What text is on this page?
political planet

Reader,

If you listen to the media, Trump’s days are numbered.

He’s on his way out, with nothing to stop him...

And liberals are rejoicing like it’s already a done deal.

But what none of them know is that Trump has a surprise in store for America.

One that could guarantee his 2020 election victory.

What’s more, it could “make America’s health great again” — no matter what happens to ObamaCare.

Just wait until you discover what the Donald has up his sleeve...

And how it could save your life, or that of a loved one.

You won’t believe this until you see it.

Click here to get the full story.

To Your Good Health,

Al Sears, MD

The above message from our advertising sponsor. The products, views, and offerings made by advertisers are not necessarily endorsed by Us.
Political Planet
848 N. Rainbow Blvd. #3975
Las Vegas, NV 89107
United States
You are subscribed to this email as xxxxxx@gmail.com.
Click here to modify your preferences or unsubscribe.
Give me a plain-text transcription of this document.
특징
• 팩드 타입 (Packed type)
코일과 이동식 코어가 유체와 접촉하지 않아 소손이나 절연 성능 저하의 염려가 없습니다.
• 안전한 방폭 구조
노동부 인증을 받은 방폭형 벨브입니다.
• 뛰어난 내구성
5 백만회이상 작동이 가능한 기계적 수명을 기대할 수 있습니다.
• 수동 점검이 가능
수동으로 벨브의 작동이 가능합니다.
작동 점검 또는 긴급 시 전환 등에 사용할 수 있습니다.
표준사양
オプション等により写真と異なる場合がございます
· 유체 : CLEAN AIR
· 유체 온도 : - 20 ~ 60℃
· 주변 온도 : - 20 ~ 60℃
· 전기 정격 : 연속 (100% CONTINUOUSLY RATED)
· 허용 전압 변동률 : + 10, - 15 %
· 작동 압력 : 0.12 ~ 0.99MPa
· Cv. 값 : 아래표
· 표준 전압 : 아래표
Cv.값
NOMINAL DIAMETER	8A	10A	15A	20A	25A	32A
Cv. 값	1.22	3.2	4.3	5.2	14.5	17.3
----------
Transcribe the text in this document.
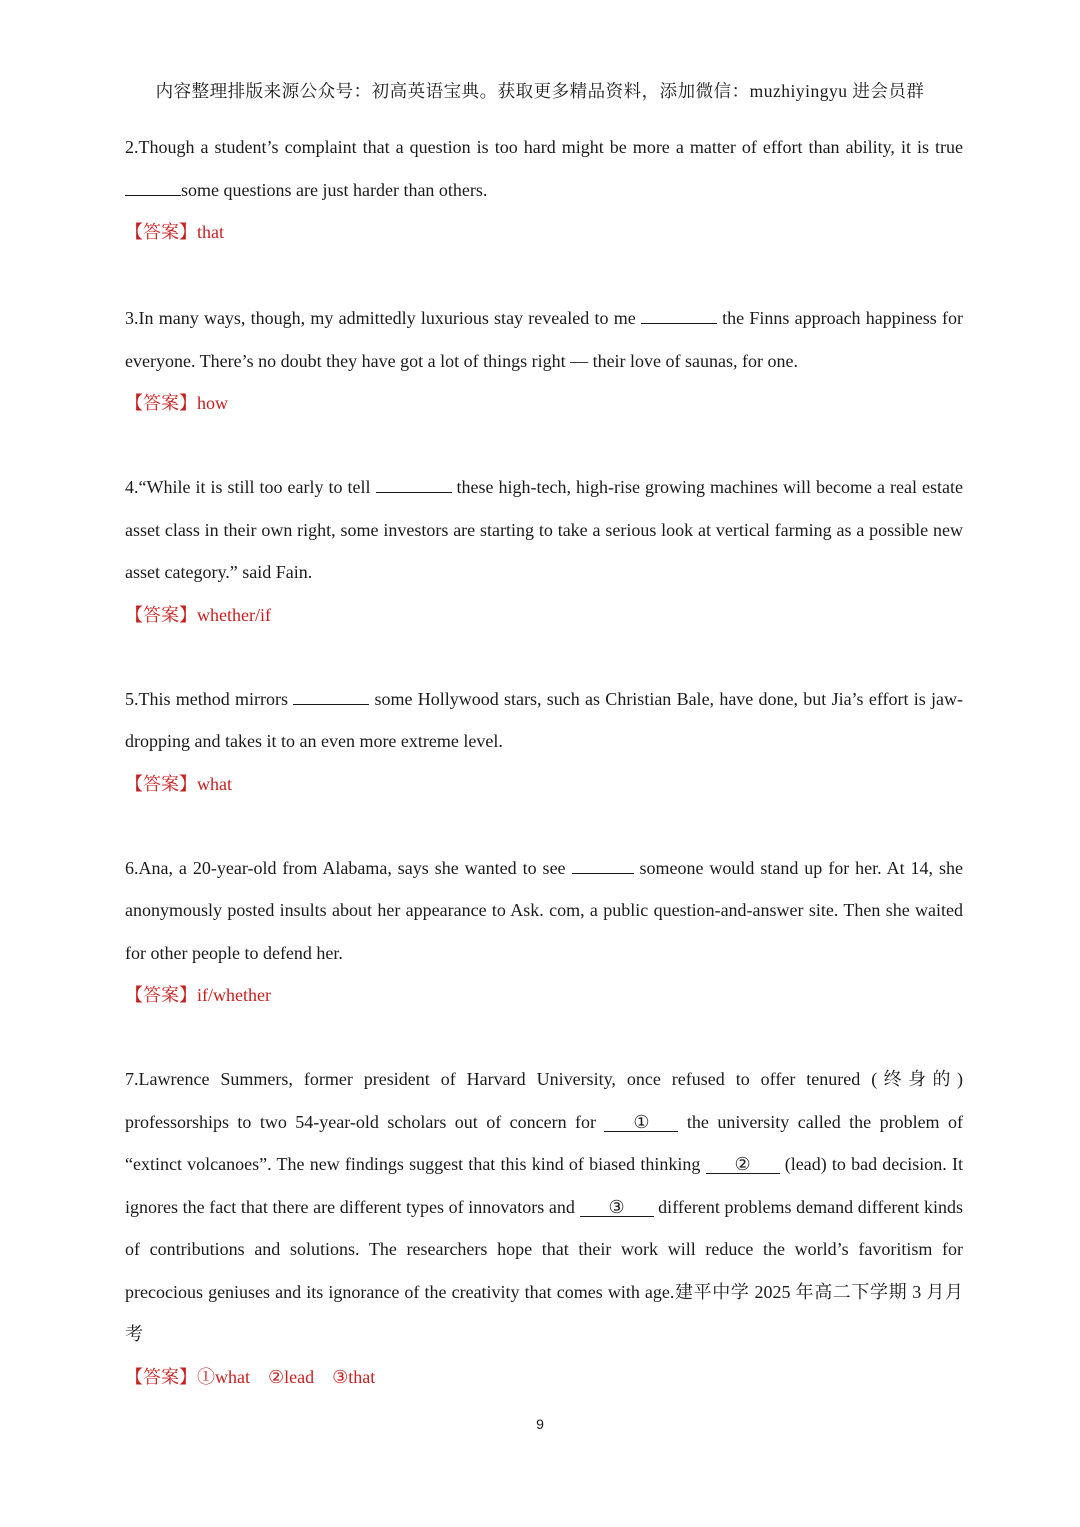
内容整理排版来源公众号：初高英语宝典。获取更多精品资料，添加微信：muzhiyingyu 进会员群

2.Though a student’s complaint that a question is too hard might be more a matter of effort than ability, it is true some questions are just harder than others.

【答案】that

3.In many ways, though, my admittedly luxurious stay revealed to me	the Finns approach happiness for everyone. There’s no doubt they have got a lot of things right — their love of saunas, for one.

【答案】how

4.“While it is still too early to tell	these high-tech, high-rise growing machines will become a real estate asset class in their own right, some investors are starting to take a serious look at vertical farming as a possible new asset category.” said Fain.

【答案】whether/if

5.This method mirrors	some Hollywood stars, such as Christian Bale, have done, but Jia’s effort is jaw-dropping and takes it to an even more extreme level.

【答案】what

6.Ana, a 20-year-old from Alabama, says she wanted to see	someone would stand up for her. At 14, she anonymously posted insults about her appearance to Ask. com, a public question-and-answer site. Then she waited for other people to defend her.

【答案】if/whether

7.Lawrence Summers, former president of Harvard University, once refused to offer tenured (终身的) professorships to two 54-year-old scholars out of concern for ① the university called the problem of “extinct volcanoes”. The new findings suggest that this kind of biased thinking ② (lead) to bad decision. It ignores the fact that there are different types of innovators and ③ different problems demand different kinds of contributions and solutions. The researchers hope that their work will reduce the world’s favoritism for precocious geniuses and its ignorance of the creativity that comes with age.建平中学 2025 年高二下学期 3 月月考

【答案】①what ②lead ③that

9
----------
All lines of the data above that include the word "matter" must be shown.

What’s more, it could “make America’s health great again” — no matter what happens to ObamaCare.
2.Though a student’s complaint that a question is too hard might be more a matter of effort than ability, it is true some questions are just harder than others.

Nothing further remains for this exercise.